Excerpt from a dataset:
------------------------------------------------------------------------

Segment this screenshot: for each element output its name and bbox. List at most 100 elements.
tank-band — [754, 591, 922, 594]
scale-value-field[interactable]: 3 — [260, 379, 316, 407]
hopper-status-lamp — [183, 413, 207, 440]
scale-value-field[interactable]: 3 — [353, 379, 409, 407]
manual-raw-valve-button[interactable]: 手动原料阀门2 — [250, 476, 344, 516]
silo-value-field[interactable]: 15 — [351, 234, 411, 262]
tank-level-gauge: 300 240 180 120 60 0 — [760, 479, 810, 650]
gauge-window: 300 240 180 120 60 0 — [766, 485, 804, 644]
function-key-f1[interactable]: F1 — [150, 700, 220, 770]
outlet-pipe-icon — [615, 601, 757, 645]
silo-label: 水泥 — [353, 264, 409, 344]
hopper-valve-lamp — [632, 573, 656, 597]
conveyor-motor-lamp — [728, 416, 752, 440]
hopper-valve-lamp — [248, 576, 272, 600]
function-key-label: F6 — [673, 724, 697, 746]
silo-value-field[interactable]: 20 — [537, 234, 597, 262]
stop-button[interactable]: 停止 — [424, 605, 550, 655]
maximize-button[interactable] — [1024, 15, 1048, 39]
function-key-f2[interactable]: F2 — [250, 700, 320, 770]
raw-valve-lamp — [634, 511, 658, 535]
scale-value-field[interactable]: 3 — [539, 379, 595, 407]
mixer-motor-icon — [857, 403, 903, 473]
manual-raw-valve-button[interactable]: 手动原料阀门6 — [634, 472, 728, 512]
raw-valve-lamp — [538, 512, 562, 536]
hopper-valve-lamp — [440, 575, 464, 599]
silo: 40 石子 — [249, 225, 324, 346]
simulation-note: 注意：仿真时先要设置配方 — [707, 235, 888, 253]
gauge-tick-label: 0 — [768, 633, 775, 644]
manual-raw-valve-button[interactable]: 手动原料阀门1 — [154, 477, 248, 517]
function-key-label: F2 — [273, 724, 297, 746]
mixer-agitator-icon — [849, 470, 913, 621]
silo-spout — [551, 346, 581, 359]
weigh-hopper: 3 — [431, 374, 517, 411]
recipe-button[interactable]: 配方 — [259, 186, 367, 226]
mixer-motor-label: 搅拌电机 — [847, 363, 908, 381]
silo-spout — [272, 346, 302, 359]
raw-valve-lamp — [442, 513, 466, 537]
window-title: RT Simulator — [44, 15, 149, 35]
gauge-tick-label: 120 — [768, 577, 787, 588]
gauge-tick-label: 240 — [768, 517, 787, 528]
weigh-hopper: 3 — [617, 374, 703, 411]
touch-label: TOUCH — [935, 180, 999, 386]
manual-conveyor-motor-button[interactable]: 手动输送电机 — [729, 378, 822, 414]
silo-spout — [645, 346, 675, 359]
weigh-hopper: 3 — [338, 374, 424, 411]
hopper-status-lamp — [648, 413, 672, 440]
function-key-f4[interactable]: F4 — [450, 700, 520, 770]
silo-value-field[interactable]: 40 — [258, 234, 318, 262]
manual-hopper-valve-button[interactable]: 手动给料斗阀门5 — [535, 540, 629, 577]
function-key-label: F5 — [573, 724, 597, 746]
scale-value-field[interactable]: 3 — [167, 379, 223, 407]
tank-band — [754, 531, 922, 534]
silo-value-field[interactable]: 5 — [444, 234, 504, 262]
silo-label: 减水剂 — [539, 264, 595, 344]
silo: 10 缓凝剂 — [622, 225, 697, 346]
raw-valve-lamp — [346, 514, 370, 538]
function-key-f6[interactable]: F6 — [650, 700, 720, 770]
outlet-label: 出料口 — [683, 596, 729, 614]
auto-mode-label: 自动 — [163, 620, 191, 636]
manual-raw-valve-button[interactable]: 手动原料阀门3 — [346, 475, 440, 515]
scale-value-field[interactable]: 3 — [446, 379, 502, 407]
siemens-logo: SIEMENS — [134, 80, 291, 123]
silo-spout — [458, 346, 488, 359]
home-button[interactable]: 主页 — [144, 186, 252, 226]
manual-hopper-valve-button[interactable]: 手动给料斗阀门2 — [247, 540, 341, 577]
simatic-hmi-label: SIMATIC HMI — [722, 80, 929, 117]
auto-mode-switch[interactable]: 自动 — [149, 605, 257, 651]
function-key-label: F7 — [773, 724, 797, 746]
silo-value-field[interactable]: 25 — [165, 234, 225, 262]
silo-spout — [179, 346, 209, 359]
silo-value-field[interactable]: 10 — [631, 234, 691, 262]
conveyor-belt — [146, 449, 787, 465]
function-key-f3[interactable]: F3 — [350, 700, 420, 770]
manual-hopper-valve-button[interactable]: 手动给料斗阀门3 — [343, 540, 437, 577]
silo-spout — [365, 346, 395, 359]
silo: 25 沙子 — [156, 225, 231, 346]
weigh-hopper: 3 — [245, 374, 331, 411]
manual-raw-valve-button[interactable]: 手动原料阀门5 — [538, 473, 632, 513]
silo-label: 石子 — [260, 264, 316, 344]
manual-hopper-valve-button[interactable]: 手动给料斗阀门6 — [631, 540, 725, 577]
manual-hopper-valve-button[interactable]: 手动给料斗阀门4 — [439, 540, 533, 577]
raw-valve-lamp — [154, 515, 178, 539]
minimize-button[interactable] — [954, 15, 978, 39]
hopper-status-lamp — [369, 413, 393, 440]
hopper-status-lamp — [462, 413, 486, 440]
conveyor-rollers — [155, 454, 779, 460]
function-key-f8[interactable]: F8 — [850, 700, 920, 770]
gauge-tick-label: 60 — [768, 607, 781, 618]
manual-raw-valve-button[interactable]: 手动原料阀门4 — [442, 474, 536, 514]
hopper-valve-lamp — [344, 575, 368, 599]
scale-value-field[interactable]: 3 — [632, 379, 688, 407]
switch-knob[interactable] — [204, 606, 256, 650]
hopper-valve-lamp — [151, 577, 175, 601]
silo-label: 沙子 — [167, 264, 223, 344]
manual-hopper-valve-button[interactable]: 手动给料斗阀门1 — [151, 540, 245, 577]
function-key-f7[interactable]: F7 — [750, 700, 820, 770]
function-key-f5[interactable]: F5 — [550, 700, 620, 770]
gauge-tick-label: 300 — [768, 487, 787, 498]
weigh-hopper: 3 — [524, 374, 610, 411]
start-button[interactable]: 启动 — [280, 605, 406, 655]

------------------------------------------------------------------------

What to produce: Write out the records again, swapping "hopper-valve-lamp" for "feeder-valve-lamp" everywhere it shows up and keeping every other line the same.

Exercise response:
Segment this screenshot: for each element output its name and bbox. List at most 100 elements.
tank-band — [754, 591, 922, 594]
scale-value-field[interactable]: 3 — [260, 379, 316, 407]
hopper-status-lamp — [183, 413, 207, 440]
scale-value-field[interactable]: 3 — [353, 379, 409, 407]
manual-raw-valve-button[interactable]: 手动原料阀门2 — [250, 476, 344, 516]
silo-value-field[interactable]: 15 — [351, 234, 411, 262]
tank-level-gauge: 300 240 180 120 60 0 — [760, 479, 810, 650]
gauge-window: 300 240 180 120 60 0 — [766, 485, 804, 644]
function-key-f1[interactable]: F1 — [150, 700, 220, 770]
outlet-pipe-icon — [615, 601, 757, 645]
silo-label: 水泥 — [353, 264, 409, 344]
feeder-valve-lamp — [632, 573, 656, 597]
conveyor-motor-lamp — [728, 416, 752, 440]
feeder-valve-lamp — [248, 576, 272, 600]
function-key-label: F6 — [673, 724, 697, 746]
silo-value-field[interactable]: 20 — [537, 234, 597, 262]
stop-button[interactable]: 停止 — [424, 605, 550, 655]
maximize-button[interactable] — [1024, 15, 1048, 39]
function-key-f2[interactable]: F2 — [250, 700, 320, 770]
raw-valve-lamp — [634, 511, 658, 535]
scale-value-field[interactable]: 3 — [539, 379, 595, 407]
mixer-motor-icon — [857, 403, 903, 473]
manual-raw-valve-button[interactable]: 手动原料阀门6 — [634, 472, 728, 512]
raw-valve-lamp — [538, 512, 562, 536]
feeder-valve-lamp — [440, 575, 464, 599]
silo: 40 石子 — [249, 225, 324, 346]
simulation-note: 注意：仿真时先要设置配方 — [707, 235, 888, 253]
gauge-tick-label: 0 — [768, 633, 775, 644]
manual-raw-valve-button[interactable]: 手动原料阀门1 — [154, 477, 248, 517]
function-key-label: F2 — [273, 724, 297, 746]
mixer-agitator-icon — [849, 470, 913, 621]
silo-spout — [551, 346, 581, 359]
weigh-hopper: 3 — [431, 374, 517, 411]
recipe-button[interactable]: 配方 — [259, 186, 367, 226]
mixer-motor-label: 搅拌电机 — [847, 363, 908, 381]
silo-spout — [272, 346, 302, 359]
raw-valve-lamp — [442, 513, 466, 537]
window-title: RT Simulator — [44, 15, 149, 35]
gauge-tick-label: 120 — [768, 577, 787, 588]
gauge-tick-label: 240 — [768, 517, 787, 528]
weigh-hopper: 3 — [617, 374, 703, 411]
touch-label: TOUCH — [935, 180, 999, 386]
manual-conveyor-motor-button[interactable]: 手动输送电机 — [729, 378, 822, 414]
silo-spout — [645, 346, 675, 359]
weigh-hopper: 3 — [338, 374, 424, 411]
hopper-status-lamp — [648, 413, 672, 440]
function-key-f4[interactable]: F4 — [450, 700, 520, 770]
silo-value-field[interactable]: 40 — [258, 234, 318, 262]
manual-hopper-valve-button[interactable]: 手动给料斗阀门5 — [535, 540, 629, 577]
function-key-label: F5 — [573, 724, 597, 746]
scale-value-field[interactable]: 3 — [167, 379, 223, 407]
tank-band — [754, 531, 922, 534]
silo-value-field[interactable]: 5 — [444, 234, 504, 262]
silo-label: 减水剂 — [539, 264, 595, 344]
silo: 10 缓凝剂 — [622, 225, 697, 346]
raw-valve-lamp — [346, 514, 370, 538]
function-key-f6[interactable]: F6 — [650, 700, 720, 770]
outlet-label: 出料口 — [683, 596, 729, 614]
auto-mode-label: 自动 — [163, 620, 191, 636]
manual-raw-valve-button[interactable]: 手动原料阀门3 — [346, 475, 440, 515]
scale-value-field[interactable]: 3 — [446, 379, 502, 407]
siemens-logo: SIEMENS — [134, 80, 291, 123]
silo-spout — [458, 346, 488, 359]
home-button[interactable]: 主页 — [144, 186, 252, 226]
manual-hopper-valve-button[interactable]: 手动给料斗阀门2 — [247, 540, 341, 577]
simatic-hmi-label: SIMATIC HMI — [722, 80, 929, 117]
auto-mode-switch[interactable]: 自动 — [149, 605, 257, 651]
function-key-label: F7 — [773, 724, 797, 746]
silo-value-field[interactable]: 25 — [165, 234, 225, 262]
silo-spout — [179, 346, 209, 359]
silo-value-field[interactable]: 10 — [631, 234, 691, 262]
conveyor-belt — [146, 449, 787, 465]
function-key-f3[interactable]: F3 — [350, 700, 420, 770]
manual-hopper-valve-button[interactable]: 手动给料斗阀门3 — [343, 540, 437, 577]
silo-spout — [365, 346, 395, 359]
silo: 25 沙子 — [156, 225, 231, 346]
weigh-hopper: 3 — [245, 374, 331, 411]
manual-raw-valve-button[interactable]: 手动原料阀门5 — [538, 473, 632, 513]
silo-label: 石子 — [260, 264, 316, 344]
manual-hopper-valve-button[interactable]: 手动给料斗阀门6 — [631, 540, 725, 577]
manual-hopper-valve-button[interactable]: 手动给料斗阀门4 — [439, 540, 533, 577]
raw-valve-lamp — [154, 515, 178, 539]
minimize-button[interactable] — [954, 15, 978, 39]
hopper-status-lamp — [369, 413, 393, 440]
hopper-status-lamp — [462, 413, 486, 440]
conveyor-rollers — [155, 454, 779, 460]
function-key-f8[interactable]: F8 — [850, 700, 920, 770]
gauge-tick-label: 60 — [768, 607, 781, 618]
manual-raw-valve-button[interactable]: 手动原料阀门4 — [442, 474, 536, 514]
feeder-valve-lamp — [344, 575, 368, 599]
scale-value-field[interactable]: 3 — [632, 379, 688, 407]
switch-knob[interactable] — [204, 606, 256, 650]
feeder-valve-lamp — [151, 577, 175, 601]
silo-label: 沙子 — [167, 264, 223, 344]
manual-hopper-valve-button[interactable]: 手动给料斗阀门1 — [151, 540, 245, 577]
function-key-f7[interactable]: F7 — [750, 700, 820, 770]
function-key-f5[interactable]: F5 — [550, 700, 620, 770]
gauge-tick-label: 300 — [768, 487, 787, 498]
weigh-hopper: 3 — [524, 374, 610, 411]
start-button[interactable]: 启动 — [280, 605, 406, 655]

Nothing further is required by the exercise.